### [Exercise aim]
The text of every record, exactly as given and with no pictures, should be your output.

Data extracted from a collection
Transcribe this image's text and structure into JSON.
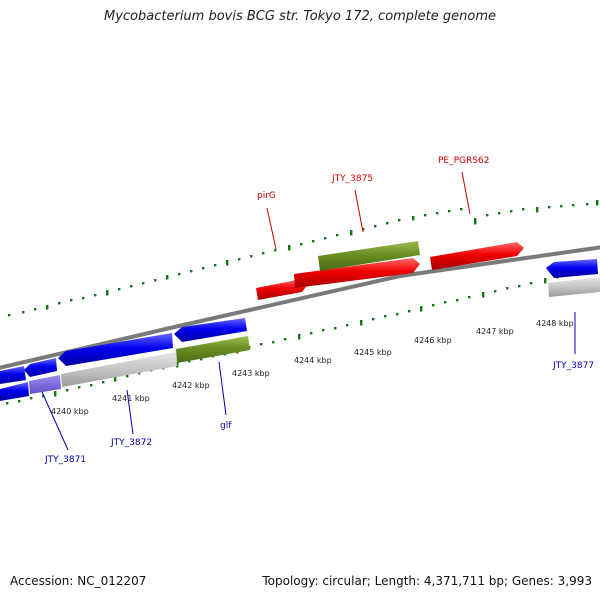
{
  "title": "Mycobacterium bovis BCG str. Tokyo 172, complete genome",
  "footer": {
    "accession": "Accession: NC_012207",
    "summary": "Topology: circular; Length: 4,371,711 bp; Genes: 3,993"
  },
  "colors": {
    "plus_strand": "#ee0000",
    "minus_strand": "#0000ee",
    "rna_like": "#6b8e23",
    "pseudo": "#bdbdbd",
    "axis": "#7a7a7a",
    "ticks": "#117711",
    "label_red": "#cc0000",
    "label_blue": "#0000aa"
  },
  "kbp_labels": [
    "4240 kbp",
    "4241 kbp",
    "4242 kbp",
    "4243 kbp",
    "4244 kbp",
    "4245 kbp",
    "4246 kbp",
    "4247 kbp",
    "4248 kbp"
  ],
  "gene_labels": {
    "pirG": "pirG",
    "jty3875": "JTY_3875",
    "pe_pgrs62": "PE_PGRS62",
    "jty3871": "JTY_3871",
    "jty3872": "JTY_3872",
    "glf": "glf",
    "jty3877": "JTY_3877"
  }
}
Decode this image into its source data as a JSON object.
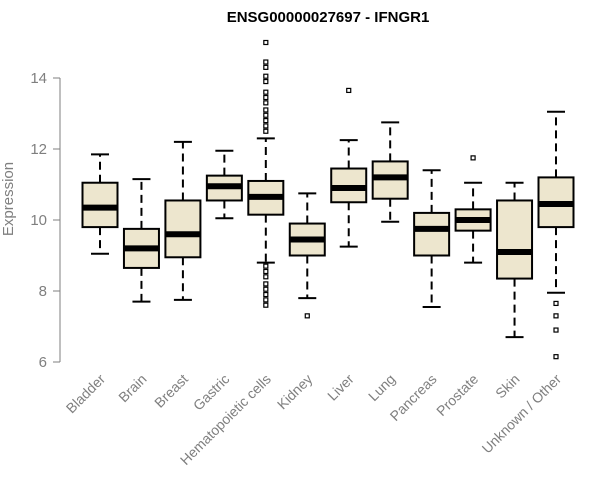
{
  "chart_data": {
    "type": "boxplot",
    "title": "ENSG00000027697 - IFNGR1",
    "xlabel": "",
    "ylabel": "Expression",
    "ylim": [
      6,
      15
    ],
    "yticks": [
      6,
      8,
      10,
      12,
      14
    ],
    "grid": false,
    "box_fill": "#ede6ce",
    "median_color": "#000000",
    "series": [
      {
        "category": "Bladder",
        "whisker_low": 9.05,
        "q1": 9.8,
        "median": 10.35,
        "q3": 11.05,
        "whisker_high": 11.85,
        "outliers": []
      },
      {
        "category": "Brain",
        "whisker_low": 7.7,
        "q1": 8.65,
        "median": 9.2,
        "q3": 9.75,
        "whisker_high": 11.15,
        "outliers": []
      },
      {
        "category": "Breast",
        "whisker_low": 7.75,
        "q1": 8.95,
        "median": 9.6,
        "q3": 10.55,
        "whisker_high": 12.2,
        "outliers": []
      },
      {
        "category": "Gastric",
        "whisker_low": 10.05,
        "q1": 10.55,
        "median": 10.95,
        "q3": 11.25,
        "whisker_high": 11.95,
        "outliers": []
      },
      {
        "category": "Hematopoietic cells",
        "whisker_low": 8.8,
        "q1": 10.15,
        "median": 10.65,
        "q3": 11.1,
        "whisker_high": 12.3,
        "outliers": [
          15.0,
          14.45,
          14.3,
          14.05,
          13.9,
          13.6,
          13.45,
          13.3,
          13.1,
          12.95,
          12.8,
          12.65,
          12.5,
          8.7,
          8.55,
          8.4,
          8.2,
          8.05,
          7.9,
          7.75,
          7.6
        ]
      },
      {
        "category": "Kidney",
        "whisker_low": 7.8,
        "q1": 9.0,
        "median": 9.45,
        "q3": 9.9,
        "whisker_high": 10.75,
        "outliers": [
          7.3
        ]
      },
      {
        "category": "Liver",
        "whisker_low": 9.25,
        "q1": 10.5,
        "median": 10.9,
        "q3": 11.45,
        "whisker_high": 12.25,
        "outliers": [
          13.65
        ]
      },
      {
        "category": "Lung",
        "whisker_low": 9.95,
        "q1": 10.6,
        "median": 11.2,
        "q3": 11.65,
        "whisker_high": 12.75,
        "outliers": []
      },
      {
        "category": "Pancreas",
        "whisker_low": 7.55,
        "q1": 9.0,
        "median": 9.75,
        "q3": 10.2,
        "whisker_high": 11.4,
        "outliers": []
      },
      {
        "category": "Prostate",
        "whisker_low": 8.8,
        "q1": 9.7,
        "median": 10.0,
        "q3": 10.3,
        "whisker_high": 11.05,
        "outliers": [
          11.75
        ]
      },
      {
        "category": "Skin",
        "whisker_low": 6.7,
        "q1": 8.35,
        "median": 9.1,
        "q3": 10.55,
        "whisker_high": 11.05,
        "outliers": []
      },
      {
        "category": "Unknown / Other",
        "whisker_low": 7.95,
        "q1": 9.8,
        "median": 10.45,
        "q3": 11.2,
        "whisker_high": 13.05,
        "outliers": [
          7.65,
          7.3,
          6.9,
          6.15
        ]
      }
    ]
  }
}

### [Expected answer]
Transcribe this image's text and structure into JSON.
{
  "title": "Mycobacterium bovis BCG str. Tokyo 172, complete genome",
  "footer": {
    "accession": "Accession: NC_012207",
    "summary": "Topology: circular; Length: 4,371,711 bp; Genes: 3,993"
  },
  "colors": {
    "plus_strand": "#ee0000",
    "minus_strand": "#0000ee",
    "rna_like": "#6b8e23",
    "pseudo": "#bdbdbd",
    "axis": "#7a7a7a",
    "ticks": "#117711",
    "label_red": "#cc0000",
    "label_blue": "#0000aa"
  },
  "kbp_labels": [
    "4240 kbp",
    "4241 kbp",
    "4242 kbp",
    "4243 kbp",
    "4244 kbp",
    "4245 kbp",
    "4246 kbp",
    "4247 kbp",
    "4248 kbp"
  ],
  "gene_labels": {
    "pirG": "pirG",
    "jty3875": "JTY_3875",
    "pe_pgrs62": "PE_PGRS62",
    "jty3871": "JTY_3871",
    "jty3872": "JTY_3872",
    "glf": "glf",
    "jty3877": "JTY_3877"
  }
}
Decode this image into its source data as a JSON object.
{
  "chart_data": {
    "type": "boxplot",
    "title": "ENSG00000027697 - IFNGR1",
    "xlabel": "",
    "ylabel": "Expression",
    "ylim": [
      6,
      15
    ],
    "yticks": [
      6,
      8,
      10,
      12,
      14
    ],
    "grid": false,
    "box_fill": "#ede6ce",
    "median_color": "#000000",
    "series": [
      {
        "category": "Bladder",
        "whisker_low": 9.05,
        "q1": 9.8,
        "median": 10.35,
        "q3": 11.05,
        "whisker_high": 11.85,
        "outliers": []
      },
      {
        "category": "Brain",
        "whisker_low": 7.7,
        "q1": 8.65,
        "median": 9.2,
        "q3": 9.75,
        "whisker_high": 11.15,
        "outliers": []
      },
      {
        "category": "Breast",
        "whisker_low": 7.75,
        "q1": 8.95,
        "median": 9.6,
        "q3": 10.55,
        "whisker_high": 12.2,
        "outliers": []
      },
      {
        "category": "Gastric",
        "whisker_low": 10.05,
        "q1": 10.55,
        "median": 10.95,
        "q3": 11.25,
        "whisker_high": 11.95,
        "outliers": []
      },
      {
        "category": "Hematopoietic cells",
        "whisker_low": 8.8,
        "q1": 10.15,
        "median": 10.65,
        "q3": 11.1,
        "whisker_high": 12.3,
        "outliers": [
          15.0,
          14.45,
          14.3,
          14.05,
          13.9,
          13.6,
          13.45,
          13.3,
          13.1,
          12.95,
          12.8,
          12.65,
          12.5,
          8.7,
          8.55,
          8.4,
          8.2,
          8.05,
          7.9,
          7.75,
          7.6
        ]
      },
      {
        "category": "Kidney",
        "whisker_low": 7.8,
        "q1": 9.0,
        "median": 9.45,
        "q3": 9.9,
        "whisker_high": 10.75,
        "outliers": [
          7.3
        ]
      },
      {
        "category": "Liver",
        "whisker_low": 9.25,
        "q1": 10.5,
        "median": 10.9,
        "q3": 11.45,
        "whisker_high": 12.25,
        "outliers": [
          13.65
        ]
      },
      {
        "category": "Lung",
        "whisker_low": 9.95,
        "q1": 10.6,
        "median": 11.2,
        "q3": 11.65,
        "whisker_high": 12.75,
        "outliers": []
      },
      {
        "category": "Pancreas",
        "whisker_low": 7.55,
        "q1": 9.0,
        "median": 9.75,
        "q3": 10.2,
        "whisker_high": 11.4,
        "outliers": []
      },
      {
        "category": "Prostate",
        "whisker_low": 8.8,
        "q1": 9.7,
        "median": 10.0,
        "q3": 10.3,
        "whisker_high": 11.05,
        "outliers": [
          11.75
        ]
      },
      {
        "category": "Skin",
        "whisker_low": 6.7,
        "q1": 8.35,
        "median": 9.1,
        "q3": 10.55,
        "whisker_high": 11.05,
        "outliers": []
      },
      {
        "category": "Unknown / Other",
        "whisker_low": 7.95,
        "q1": 9.8,
        "median": 10.45,
        "q3": 11.2,
        "whisker_high": 13.05,
        "outliers": [
          7.65,
          7.3,
          6.9,
          6.15
        ]
      }
    ]
  }
}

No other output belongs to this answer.